--- BEGIN ---

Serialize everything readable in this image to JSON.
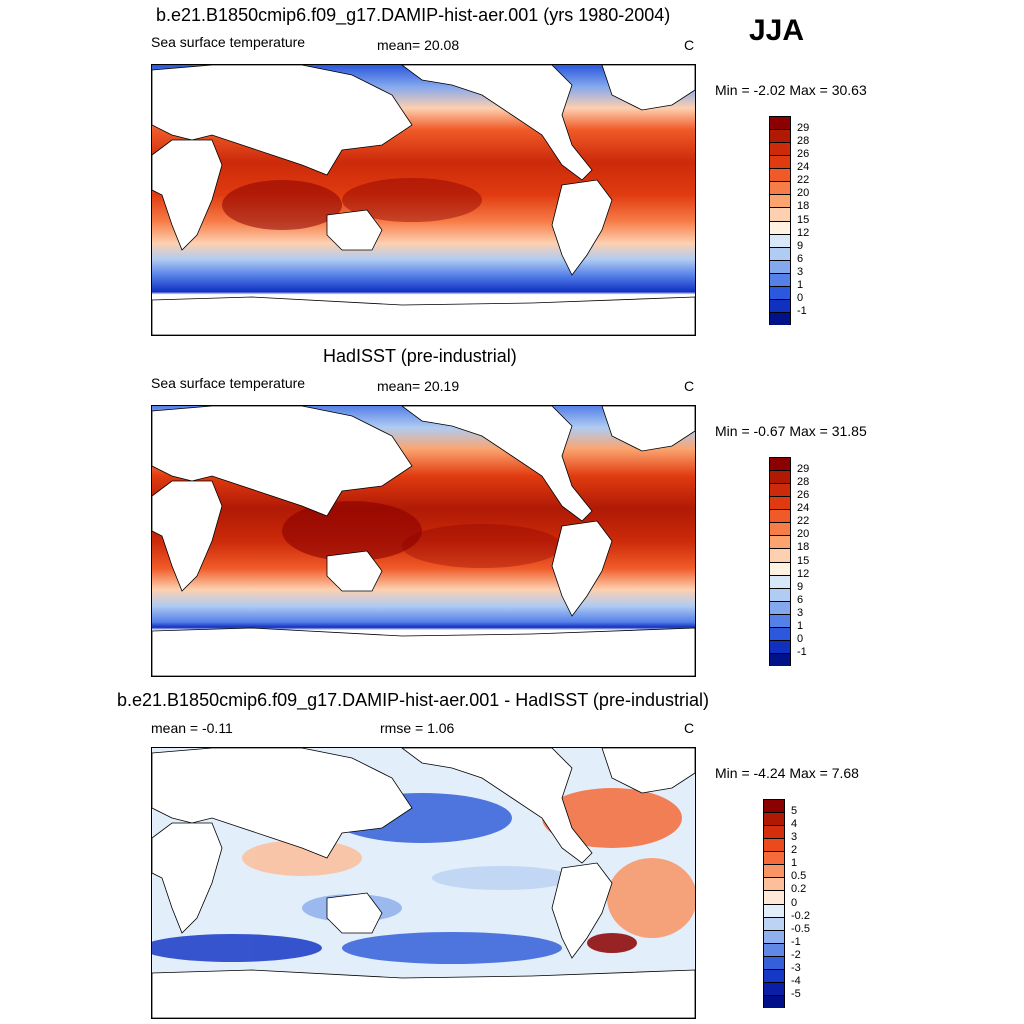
{
  "season": "JJA",
  "panels": [
    {
      "title": "b.e21.B1850cmip6.f09_g17.DAMIP-hist-aer.001 (yrs 1980-2004)",
      "left_label": "Sea surface temperature",
      "stat_label": "mean=  20.08",
      "units": "C",
      "minmax": "Min =  -2.02 Max =  30.63",
      "colorbar_labels": [
        "29",
        "28",
        "26",
        "24",
        "22",
        "20",
        "18",
        "15",
        "12",
        "9",
        "6",
        "3",
        "1",
        "0",
        "-1"
      ],
      "colorbar_colors": [
        "#8b0000",
        "#b01a05",
        "#cc2a0a",
        "#e03b10",
        "#f05a28",
        "#f77d48",
        "#fba46f",
        "#fdd0b0",
        "#fff2e0",
        "#d8e8f8",
        "#b0ccf2",
        "#84a8ee",
        "#5580e8",
        "#2b58dc",
        "#1030c0",
        "#00128a"
      ]
    },
    {
      "title": "HadISST (pre-industrial)",
      "left_label": "Sea surface temperature",
      "stat_label": "mean=  20.19",
      "units": "C",
      "minmax": "Min =  -0.67 Max =  31.85",
      "colorbar_labels": [
        "29",
        "28",
        "26",
        "24",
        "22",
        "20",
        "18",
        "15",
        "12",
        "9",
        "6",
        "3",
        "1",
        "0",
        "-1"
      ],
      "colorbar_colors": [
        "#8b0000",
        "#b01a05",
        "#cc2a0a",
        "#e03b10",
        "#f05a28",
        "#f77d48",
        "#fba46f",
        "#fdd0b0",
        "#fff2e0",
        "#d8e8f8",
        "#b0ccf2",
        "#84a8ee",
        "#5580e8",
        "#2b58dc",
        "#1030c0",
        "#00128a"
      ]
    },
    {
      "title": "b.e21.B1850cmip6.f09_g17.DAMIP-hist-aer.001 - HadISST (pre-industrial)",
      "left_label": "mean =  -0.11",
      "stat_label": "rmse =   1.06",
      "units": "C",
      "minmax": "Min =  -4.24 Max =   7.68",
      "colorbar_labels": [
        "5",
        "4",
        "3",
        "2",
        "1",
        "0.5",
        "0.2",
        "0",
        "-0.2",
        "-0.5",
        "-1",
        "-2",
        "-3",
        "-4",
        "-5"
      ],
      "colorbar_colors": [
        "#8b0000",
        "#b01a05",
        "#d52e0c",
        "#ea4a1c",
        "#f56b3a",
        "#f99464",
        "#fcbf9a",
        "#fee8d8",
        "#e2eefa",
        "#bcd3f4",
        "#8fb0ee",
        "#6088e6",
        "#3560da",
        "#1638c6",
        "#0a1ea6",
        "#00108a"
      ]
    }
  ]
}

--- END ---

Work instructions. Only lines with "minmax" are wanted here; list each of them.

The output.
      "minmax": "Min =  -2.02 Max =  30.63",
      "minmax": "Min =  -0.67 Max =  31.85",
      "minmax": "Min =  -4.24 Max =   7.68",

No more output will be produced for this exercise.